--- Entries ---
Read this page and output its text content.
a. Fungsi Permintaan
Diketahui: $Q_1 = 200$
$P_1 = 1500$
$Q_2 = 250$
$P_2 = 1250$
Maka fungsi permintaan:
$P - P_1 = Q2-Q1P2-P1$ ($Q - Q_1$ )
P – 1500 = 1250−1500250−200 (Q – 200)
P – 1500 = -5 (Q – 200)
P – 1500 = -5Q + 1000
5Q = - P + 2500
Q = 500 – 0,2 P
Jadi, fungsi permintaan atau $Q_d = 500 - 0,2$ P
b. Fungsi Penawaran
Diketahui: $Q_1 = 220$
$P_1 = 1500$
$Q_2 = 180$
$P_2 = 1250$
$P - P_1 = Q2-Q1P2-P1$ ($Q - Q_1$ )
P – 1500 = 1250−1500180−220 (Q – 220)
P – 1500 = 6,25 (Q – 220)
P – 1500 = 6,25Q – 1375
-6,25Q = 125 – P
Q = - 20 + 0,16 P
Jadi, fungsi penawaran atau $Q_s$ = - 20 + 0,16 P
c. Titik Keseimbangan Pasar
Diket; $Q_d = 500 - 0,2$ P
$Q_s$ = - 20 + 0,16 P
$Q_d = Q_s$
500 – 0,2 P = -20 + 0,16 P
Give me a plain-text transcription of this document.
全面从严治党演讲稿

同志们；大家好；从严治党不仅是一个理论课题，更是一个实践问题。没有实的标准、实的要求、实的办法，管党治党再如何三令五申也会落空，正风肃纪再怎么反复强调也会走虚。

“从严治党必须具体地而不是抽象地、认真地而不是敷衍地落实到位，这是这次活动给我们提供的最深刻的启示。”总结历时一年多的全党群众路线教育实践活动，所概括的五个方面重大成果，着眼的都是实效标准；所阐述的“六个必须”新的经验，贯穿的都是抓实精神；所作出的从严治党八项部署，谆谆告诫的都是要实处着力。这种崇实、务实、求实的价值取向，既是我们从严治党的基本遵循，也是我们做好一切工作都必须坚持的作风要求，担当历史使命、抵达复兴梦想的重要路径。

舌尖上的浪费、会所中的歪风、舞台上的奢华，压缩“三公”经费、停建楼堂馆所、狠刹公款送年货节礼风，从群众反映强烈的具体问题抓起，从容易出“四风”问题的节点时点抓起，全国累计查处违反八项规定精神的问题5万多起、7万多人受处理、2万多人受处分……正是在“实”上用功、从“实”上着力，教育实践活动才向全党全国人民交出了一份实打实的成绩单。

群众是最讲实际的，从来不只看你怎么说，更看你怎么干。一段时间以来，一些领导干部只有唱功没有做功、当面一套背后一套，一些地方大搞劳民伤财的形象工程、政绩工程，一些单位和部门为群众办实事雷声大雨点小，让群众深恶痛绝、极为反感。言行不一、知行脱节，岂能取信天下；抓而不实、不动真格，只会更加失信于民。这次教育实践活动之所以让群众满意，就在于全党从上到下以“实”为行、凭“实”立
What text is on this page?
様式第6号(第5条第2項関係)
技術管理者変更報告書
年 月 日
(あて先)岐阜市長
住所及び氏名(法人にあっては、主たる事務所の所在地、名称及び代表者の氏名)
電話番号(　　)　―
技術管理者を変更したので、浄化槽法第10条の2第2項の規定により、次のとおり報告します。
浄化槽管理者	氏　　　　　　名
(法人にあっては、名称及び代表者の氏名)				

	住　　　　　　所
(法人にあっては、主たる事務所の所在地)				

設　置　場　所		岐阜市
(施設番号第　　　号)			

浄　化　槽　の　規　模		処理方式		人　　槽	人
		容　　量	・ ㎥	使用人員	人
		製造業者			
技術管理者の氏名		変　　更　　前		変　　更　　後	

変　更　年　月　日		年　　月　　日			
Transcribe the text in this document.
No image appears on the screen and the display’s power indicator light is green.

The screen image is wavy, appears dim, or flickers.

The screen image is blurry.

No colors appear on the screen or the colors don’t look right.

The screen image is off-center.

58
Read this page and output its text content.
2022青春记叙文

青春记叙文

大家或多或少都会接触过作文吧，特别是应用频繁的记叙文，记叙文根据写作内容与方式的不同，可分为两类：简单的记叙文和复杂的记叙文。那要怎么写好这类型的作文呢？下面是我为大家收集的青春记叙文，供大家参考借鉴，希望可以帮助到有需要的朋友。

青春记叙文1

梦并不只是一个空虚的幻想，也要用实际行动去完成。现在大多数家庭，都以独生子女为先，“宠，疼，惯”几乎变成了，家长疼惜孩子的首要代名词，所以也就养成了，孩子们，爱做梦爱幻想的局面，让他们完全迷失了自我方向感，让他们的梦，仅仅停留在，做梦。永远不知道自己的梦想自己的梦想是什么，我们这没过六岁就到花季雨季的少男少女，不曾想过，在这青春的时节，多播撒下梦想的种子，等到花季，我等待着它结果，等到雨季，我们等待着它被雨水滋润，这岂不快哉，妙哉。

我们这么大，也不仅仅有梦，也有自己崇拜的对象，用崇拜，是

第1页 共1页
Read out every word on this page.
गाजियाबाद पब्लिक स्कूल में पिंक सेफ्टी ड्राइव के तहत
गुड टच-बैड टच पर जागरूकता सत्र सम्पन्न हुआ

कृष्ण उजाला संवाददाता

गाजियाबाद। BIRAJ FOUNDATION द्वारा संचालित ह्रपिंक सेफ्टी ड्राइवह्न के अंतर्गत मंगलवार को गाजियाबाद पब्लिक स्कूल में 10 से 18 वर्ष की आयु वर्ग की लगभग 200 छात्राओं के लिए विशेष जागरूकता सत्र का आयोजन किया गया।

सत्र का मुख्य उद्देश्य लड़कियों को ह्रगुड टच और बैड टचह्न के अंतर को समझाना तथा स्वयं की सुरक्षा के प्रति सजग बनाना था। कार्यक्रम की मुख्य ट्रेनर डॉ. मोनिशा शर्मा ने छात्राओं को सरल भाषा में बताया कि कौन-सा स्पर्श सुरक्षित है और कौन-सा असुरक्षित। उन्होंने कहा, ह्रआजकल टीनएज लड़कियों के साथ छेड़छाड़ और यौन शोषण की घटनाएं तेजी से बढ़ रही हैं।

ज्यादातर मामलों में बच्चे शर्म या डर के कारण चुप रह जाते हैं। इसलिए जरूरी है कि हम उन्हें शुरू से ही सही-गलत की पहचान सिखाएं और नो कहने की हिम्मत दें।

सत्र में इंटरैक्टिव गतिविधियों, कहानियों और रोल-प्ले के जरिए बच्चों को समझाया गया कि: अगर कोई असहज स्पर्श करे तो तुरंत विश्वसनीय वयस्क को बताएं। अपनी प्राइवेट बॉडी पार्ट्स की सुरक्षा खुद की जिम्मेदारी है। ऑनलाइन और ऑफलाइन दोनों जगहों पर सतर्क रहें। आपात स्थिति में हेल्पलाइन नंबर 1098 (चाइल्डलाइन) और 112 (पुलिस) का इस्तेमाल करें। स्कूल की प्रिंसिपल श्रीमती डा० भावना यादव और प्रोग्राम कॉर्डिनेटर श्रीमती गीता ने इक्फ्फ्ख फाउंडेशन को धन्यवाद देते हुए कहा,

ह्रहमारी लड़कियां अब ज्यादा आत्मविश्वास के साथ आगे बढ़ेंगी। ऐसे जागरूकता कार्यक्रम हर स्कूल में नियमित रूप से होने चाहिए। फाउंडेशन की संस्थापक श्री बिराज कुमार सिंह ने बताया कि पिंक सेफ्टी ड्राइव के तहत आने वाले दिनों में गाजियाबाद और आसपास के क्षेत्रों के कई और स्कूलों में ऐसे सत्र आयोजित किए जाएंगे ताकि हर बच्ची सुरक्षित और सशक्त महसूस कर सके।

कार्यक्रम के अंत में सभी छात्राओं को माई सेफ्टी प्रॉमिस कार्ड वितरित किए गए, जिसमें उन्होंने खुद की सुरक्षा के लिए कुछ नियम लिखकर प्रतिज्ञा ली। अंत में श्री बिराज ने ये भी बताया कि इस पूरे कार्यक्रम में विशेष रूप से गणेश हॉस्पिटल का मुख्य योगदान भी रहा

--- Aim ---
Read through the data and copy every line where "text" shows up.

--- Task result ---
Read this page and output its text content.
Give me a plain-text transcription of this document.
What text is on this page?
Transcribe the text in this document.
Read this page and output its text content.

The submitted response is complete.